TEXT PASSAGE ▸
Let the Games Begin: The MFL10 Strategy - Footballguys

Some background and tips for newbies and pros alike to dominate MFL10 best ball drafts

Just as the 2017 fantasy football season ended, the 2018 fantasy football season began. No need to wait until August or September get things going, MFL10-type best-ball leagues have been rocking and rolling for months now. Many people view the fantasy draft as the best part of the fantasy season, well; you are in for a treat, as that's what best ball leagues are all about. Not only are MFL10s fun to play, but you also can get a great understanding of the fantasy layout months before your season-long league drafts begin. You will be able to draft with your eyes closed come August.

I think many of us in the fantasy community take it for granted that everyone knows what MFL10s are, but after talking to a few friends that play fantasy football as a hobby (as opposed to an obsession), they have no idea what I'm talking about. Others have heard of MFL10s but for various reasons, they have been too intimidated to play them for fear of going up against the "pros/sharks" or because they think they don't have the time. Well, it's time to assuage some of those concerns by giving you some background information on these very fun leagues and also a few tips and tricks to help you succeed.


MFL stands for My Fantasy League, the site that runs these leagues, and most people play the $10 leagues … hence the nickname, MFL10. However, FanBall just bought this league format from My Fantasy League, so while the site has changed, the name of the best ball leagues has been kept.

MFL10s are draft-only, best-ball leagues. Entry fees range from $1 to $500, with payouts at the end of the season to the winners of the league ranging from $10 to $5,000. In this article, I'm going to focus on MFL10s because they are the site I play on most and one of the more popular sites. There is also FFPC best ball leagues and Draft, who have a really great app and is just as popular as MFL10's these days.

The payouts vary depending on the games you play; there are winner-take-all leagues, and then there are games where the top four or five finishers get paid. There are also leagues with just three teams, then ones with 10 teams and 12 teams. Pick speed is another option. In some leagues, there is just a 30-second clock between picks (a "fast draft"), and then leagues with four, or even eight, hours between picks (a "slow draft"). The lobbies of these sites have it all laid out for you and it's up to you to pick your poison.

The main difference between the sites is in scoring and in the number of players you draft. In MFL10s, for the most part, they are a full one point per reception leagues, you draft 20 players and it includes defenses. In DRAFT, they are 0.5 points per reception leagues, you draft 18 players and there are no defenses. In the FFPC leagues, it is one point per reception for wide receivers and running backs, 1.5 points per reception for tight ends, there are 28 rounds and you draft both defenses and kickers. As you can tell, it's a growing and varied landscape, and getting very popular.

SUPPLIED INFORMATION ▸
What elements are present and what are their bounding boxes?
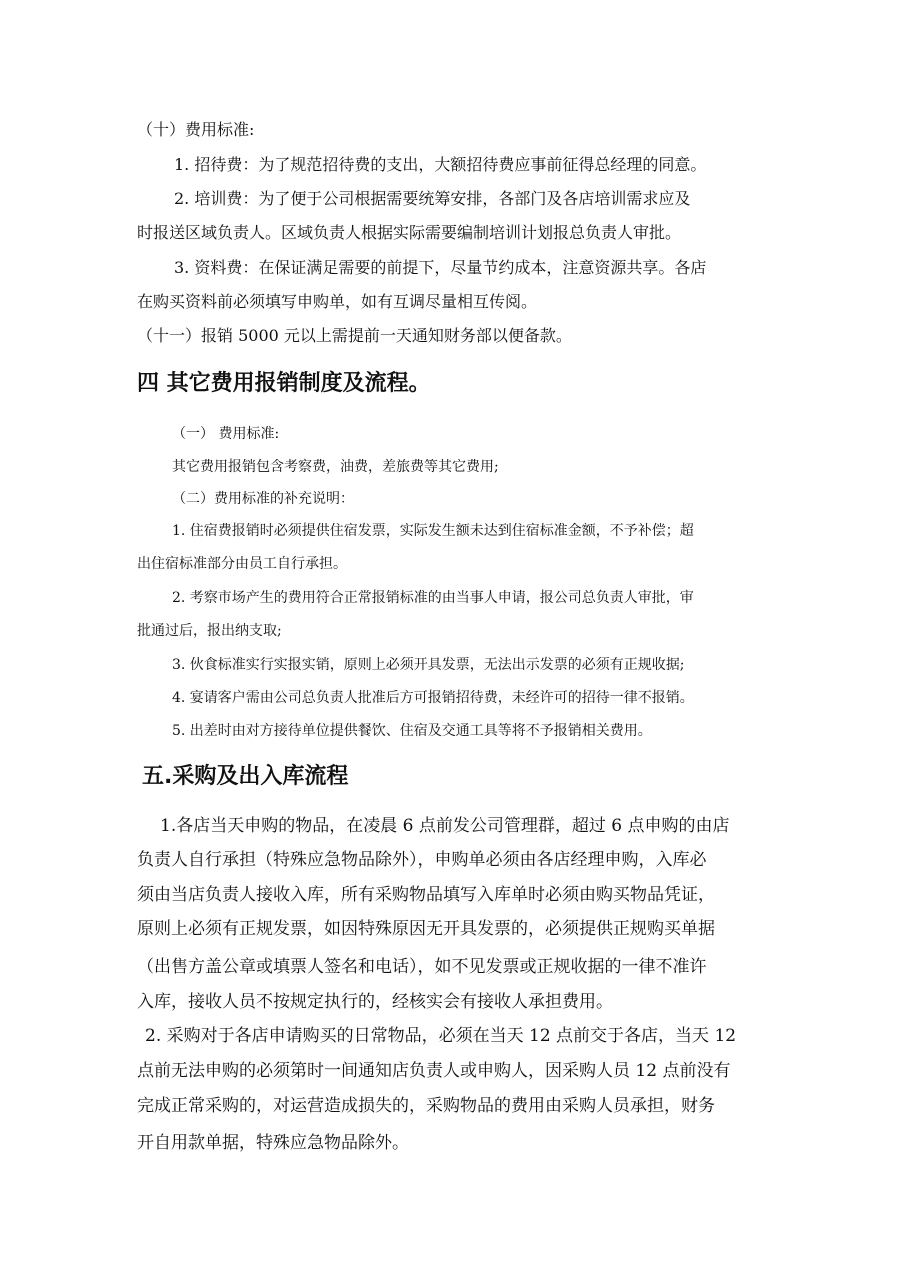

WORK TO BE COMPLETED ▸
Would you print the MFL10 strategy text from "MFL10s are draft-only, best-ball" to "MFL10's these days." word for word?

OUTPUT BELOW ▸
MFL10s are draft-only, best-ball leagues. Entry fees range from $1 to $500, with payouts at the end of the season to the winners of the league ranging from $10 to $5,000. In this article, I'm going to focus on MFL10s because they are the site I play on most and one of the more popular sites. There is also FFPC best ball leagues and Draft, who have a really great app and is just as popular as MFL10's these days.